Problem description:
Your task is to copy every record exactly.
# # #
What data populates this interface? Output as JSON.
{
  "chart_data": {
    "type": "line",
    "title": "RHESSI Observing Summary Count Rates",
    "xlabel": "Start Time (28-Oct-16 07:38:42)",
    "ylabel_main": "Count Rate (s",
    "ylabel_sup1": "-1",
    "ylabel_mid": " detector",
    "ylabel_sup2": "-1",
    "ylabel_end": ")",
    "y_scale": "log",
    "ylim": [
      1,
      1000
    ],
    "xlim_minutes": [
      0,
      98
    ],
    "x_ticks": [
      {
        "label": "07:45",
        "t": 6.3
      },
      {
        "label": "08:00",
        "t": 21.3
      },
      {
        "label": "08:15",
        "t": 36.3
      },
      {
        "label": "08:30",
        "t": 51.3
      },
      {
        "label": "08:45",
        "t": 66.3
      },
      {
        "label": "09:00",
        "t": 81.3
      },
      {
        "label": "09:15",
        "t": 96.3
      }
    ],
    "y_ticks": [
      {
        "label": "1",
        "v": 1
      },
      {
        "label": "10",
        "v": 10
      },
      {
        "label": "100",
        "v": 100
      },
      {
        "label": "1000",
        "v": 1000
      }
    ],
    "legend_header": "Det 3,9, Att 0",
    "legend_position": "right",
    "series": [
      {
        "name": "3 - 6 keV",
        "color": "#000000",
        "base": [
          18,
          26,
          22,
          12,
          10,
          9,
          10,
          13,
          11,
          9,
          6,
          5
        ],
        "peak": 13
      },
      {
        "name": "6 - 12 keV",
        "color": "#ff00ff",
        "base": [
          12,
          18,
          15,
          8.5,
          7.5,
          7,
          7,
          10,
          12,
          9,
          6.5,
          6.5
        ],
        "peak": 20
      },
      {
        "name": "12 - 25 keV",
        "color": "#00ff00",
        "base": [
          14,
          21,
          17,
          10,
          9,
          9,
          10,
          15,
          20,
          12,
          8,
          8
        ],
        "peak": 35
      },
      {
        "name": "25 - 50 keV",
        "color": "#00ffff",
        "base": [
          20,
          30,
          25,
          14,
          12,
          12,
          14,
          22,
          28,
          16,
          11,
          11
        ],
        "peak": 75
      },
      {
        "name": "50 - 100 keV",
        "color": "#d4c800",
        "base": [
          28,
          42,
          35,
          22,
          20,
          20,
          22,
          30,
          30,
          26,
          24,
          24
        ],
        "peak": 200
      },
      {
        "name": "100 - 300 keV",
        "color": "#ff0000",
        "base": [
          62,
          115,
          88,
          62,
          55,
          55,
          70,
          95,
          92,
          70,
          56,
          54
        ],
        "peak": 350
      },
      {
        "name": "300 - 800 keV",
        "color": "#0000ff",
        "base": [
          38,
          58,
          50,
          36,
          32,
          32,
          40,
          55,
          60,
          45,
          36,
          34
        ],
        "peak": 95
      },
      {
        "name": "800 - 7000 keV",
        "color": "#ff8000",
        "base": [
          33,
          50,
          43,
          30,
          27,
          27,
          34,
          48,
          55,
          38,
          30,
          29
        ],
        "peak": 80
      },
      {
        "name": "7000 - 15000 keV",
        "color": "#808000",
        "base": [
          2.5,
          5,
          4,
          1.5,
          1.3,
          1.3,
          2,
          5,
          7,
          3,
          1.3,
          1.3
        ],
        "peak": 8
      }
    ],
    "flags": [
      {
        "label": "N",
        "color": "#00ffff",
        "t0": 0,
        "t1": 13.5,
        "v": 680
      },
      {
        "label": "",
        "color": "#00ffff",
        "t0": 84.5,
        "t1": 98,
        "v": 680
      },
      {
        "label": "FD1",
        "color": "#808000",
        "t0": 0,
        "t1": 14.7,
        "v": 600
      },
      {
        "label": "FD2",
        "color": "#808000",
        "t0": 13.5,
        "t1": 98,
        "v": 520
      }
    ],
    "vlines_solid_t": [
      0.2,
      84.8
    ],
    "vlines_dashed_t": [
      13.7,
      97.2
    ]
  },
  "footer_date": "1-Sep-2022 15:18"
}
# # #
Solution for this exercise:
What data populates this interface? Output as JSON.
{
  "chart_data": {
    "type": "line",
    "title": "RHESSI Observing Summary Count Rates",
    "xlabel": "Start Time (28-Oct-16 07:38:42)",
    "ylabel_main": "Count Rate (s",
    "ylabel_sup1": "-1",
    "ylabel_mid": " detector",
    "ylabel_sup2": "-1",
    "ylabel_end": ")",
    "y_scale": "log",
    "ylim": [
      1,
      1000
    ],
    "xlim_minutes": [
      0,
      98
    ],
    "x_ticks": [
      {
        "label": "07:45",
        "t": 6.3
      },
      {
        "label": "08:00",
        "t": 21.3
      },
      {
        "label": "08:15",
        "t": 36.3
      },
      {
        "label": "08:30",
        "t": 51.3
      },
      {
        "label": "08:45",
        "t": 66.3
      },
      {
        "label": "09:00",
        "t": 81.3
      },
      {
        "label": "09:15",
        "t": 96.3
      }
    ],
    "y_ticks": [
      {
        "label": "1",
        "v": 1
      },
      {
        "label": "10",
        "v": 10
      },
      {
        "label": "100",
        "v": 100
      },
      {
        "label": "1000",
        "v": 1000
      }
    ],
    "legend_header": "Det 3,9, Att 0",
    "legend_position": "right",
    "series": [
      {
        "name": "3 - 6 keV",
        "color": "#000000",
        "base": [
          18,
          26,
          22,
          12,
          10,
          9,
          10,
          13,
          11,
          9,
          6,
          5
        ],
        "peak": 13
      },
      {
        "name": "6 - 12 keV",
        "color": "#ff00ff",
        "base": [
          12,
          18,
          15,
          8.5,
          7.5,
          7,
          7,
          10,
          12,
          9,
          6.5,
          6.5
        ],
        "peak": 20
      },
      {
        "name": "12 - 25 keV",
        "color": "#00ff00",
        "base": [
          14,
          21,
          17,
          10,
          9,
          9,
          10,
          15,
          20,
          12,
          8,
          8
        ],
        "peak": 35
      },
      {
        "name": "25 - 50 keV",
        "color": "#00ffff",
        "base": [
          20,
          30,
          25,
          14,
          12,
          12,
          14,
          22,
          28,
          16,
          11,
          11
        ],
        "peak": 75
      },
      {
        "name": "50 - 100 keV",
        "color": "#d4c800",
        "base": [
          28,
          42,
          35,
          22,
          20,
          20,
          22,
          30,
          30,
          26,
          24,
          24
        ],
        "peak": 200
      },
      {
        "name": "100 - 300 keV",
        "color": "#ff0000",
        "base": [
          62,
          115,
          88,
          62,
          55,
          55,
          70,
          95,
          92,
          70,
          56,
          54
        ],
        "peak": 350
      },
      {
        "name": "300 - 800 keV",
        "color": "#0000ff",
        "base": [
          38,
          58,
          50,
          36,
          32,
          32,
          40,
          55,
          60,
          45,
          36,
          34
        ],
        "peak": 95
      },
      {
        "name": "800 - 7000 keV",
        "color": "#ff8000",
        "base": [
          33,
          50,
          43,
          30,
          27,
          27,
          34,
          48,
          55,
          38,
          30,
          29
        ],
        "peak": 80
      },
      {
        "name": "7000 - 15000 keV",
        "color": "#808000",
        "base": [
          2.5,
          5,
          4,
          1.5,
          1.3,
          1.3,
          2,
          5,
          7,
          3,
          1.3,
          1.3
        ],
        "peak": 8
      }
    ],
    "flags": [
      {
        "label": "N",
        "color": "#00ffff",
        "t0": 0,
        "t1": 13.5,
        "v": 680
      },
      {
        "label": "",
        "color": "#00ffff",
        "t0": 84.5,
        "t1": 98,
        "v": 680
      },
      {
        "label": "FD1",
        "color": "#808000",
        "t0": 0,
        "t1": 14.7,
        "v": 600
      },
      {
        "label": "FD2",
        "color": "#808000",
        "t0": 13.5,
        "t1": 98,
        "v": 520
      }
    ],
    "vlines_solid_t": [
      0.2,
      84.8
    ],
    "vlines_dashed_t": [
      13.7,
      97.2
    ]
  },
  "footer_date": "1-Sep-2022 15:18"
}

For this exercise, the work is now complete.